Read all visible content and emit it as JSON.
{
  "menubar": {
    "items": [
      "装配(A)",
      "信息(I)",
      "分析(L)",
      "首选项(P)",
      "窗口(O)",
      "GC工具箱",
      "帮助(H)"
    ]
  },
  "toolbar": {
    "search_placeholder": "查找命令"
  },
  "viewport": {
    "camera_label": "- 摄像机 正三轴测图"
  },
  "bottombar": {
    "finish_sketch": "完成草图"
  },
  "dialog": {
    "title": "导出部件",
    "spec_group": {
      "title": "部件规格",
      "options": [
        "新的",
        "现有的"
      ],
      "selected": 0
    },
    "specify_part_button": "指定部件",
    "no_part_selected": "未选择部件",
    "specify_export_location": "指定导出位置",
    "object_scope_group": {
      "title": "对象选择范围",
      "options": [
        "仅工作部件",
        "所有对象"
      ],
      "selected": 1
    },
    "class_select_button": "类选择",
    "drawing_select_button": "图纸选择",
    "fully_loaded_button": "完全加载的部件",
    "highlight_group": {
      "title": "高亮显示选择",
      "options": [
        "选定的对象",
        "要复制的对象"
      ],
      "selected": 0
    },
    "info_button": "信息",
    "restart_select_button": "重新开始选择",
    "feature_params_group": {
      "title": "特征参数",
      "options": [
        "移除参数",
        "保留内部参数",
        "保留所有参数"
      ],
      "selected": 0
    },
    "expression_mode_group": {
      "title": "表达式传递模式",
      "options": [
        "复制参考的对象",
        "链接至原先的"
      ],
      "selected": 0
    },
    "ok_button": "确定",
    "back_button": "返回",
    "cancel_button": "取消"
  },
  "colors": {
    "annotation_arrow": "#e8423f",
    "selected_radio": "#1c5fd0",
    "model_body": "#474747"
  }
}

══════════════════════════════

**REQUIRED WORK**
From the preceding material, extract every line exactly.

**EXERCISE OUTPUT**
Read all visible content and emit it as JSON.
{
  "menubar": {
    "items": [
      "装配(A)",
      "信息(I)",
      "分析(L)",
      "首选项(P)",
      "窗口(O)",
      "GC工具箱",
      "帮助(H)"
    ]
  },
  "toolbar": {
    "search_placeholder": "查找命令"
  },
  "viewport": {
    "camera_label": "- 摄像机 正三轴测图"
  },
  "bottombar": {
    "finish_sketch": "完成草图"
  },
  "dialog": {
    "title": "导出部件",
    "spec_group": {
      "title": "部件规格",
      "options": [
        "新的",
        "现有的"
      ],
      "selected": 0
    },
    "specify_part_button": "指定部件",
    "no_part_selected": "未选择部件",
    "specify_export_location": "指定导出位置",
    "object_scope_group": {
      "title": "对象选择范围",
      "options": [
        "仅工作部件",
        "所有对象"
      ],
      "selected": 1
    },
    "class_select_button": "类选择",
    "drawing_select_button": "图纸选择",
    "fully_loaded_button": "完全加载的部件",
    "highlight_group": {
      "title": "高亮显示选择",
      "options": [
        "选定的对象",
        "要复制的对象"
      ],
      "selected": 0
    },
    "info_button": "信息",
    "restart_select_button": "重新开始选择",
    "feature_params_group": {
      "title": "特征参数",
      "options": [
        "移除参数",
        "保留内部参数",
        "保留所有参数"
      ],
      "selected": 0
    },
    "expression_mode_group": {
      "title": "表达式传递模式",
      "options": [
        "复制参考的对象",
        "链接至原先的"
      ],
      "selected": 0
    },
    "ok_button": "确定",
    "back_button": "返回",
    "cancel_button": "取消"
  },
  "colors": {
    "annotation_arrow": "#e8423f",
    "selected_radio": "#1c5fd0",
    "model_body": "#474747"
  }
}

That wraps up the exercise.